TEXT SHOWN =
::::

Formal proof of Occam's razor for nested models

Question

I consider 2 models $M_0$ and $M_1$, $M_1$ being more complicated than $M_0$ in the sense that it has more parameters (I usually assume than $M_0$ is nested within $M_1$). They are respectively parametrized by $\theta_0$ and $\theta_1$. I assume that

$\theta_0 \subset \theta_1$ (i.e. $M_1$ has the same parameters as $M_0$ plus extra parameters)
$p(\theta_0|M_1) = p(\theta_0|M_0)$ (both models have the same priors for the parameters they have in common)

I would like to prove the following inequality:

$\forall \theta_0 \\ \langle \log p(\mathcal{D | M_0}) \rangle _{p(\mathcal{D | \theta_0, M_0})} \geq \langle \log p(\mathcal{D | M_1}) \rangle _{p(\mathcal{D | \theta_0, M_0})}$

i.e. that on average, if my data $\mathcal{D}$ are generated from $M_0$ parametrized with a given $\theta_0$, then the Bayes factor is going to favor $M_0$ over $M_1$.

Has it already been done ? Intuitively, it is an application of Occam's razor (a simpler and true model will be favored over a more complicated one), but I lack a formal proof.

::::

SUPPLIED INFORMATION =
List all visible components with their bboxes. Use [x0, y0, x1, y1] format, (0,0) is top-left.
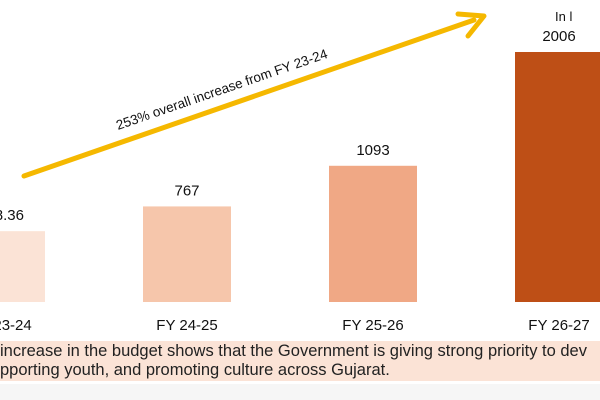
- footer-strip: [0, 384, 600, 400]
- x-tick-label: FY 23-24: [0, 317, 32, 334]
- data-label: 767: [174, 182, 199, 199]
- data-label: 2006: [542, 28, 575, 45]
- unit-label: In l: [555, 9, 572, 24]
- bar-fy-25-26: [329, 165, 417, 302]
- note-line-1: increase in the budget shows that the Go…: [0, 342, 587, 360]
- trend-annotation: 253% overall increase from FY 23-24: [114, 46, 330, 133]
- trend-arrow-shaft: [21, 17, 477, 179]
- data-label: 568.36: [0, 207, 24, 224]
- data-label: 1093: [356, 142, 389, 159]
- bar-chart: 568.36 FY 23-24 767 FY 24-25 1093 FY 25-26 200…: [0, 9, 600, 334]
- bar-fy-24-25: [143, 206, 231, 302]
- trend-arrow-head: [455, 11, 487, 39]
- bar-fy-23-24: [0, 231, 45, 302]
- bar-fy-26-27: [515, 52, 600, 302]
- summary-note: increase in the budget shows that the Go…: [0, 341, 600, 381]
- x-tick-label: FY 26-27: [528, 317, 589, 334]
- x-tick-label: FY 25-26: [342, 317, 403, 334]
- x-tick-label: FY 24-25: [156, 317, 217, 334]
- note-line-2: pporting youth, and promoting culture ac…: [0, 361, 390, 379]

::::

WHAT YOU ARE ASKED TO DO = For each statement, answer yes or no on whether it agrees with the Occam's razor post above, and quote the words of the post that decide it. (a) $M_1$ has more parameters than $M_0$. (b) The two models are assumed to have different priors for the parameters they share. (c) The writer already has a formal proof of the inequality.

ANSWER TO THE TASK =
(a) Yes: "$M_1$ being more complicated than $M_0$ in the sense that it has more parameters"
(b) No: "both models have the same priors for the parameters they have in common"
(c) No: "but I lack a formal proof"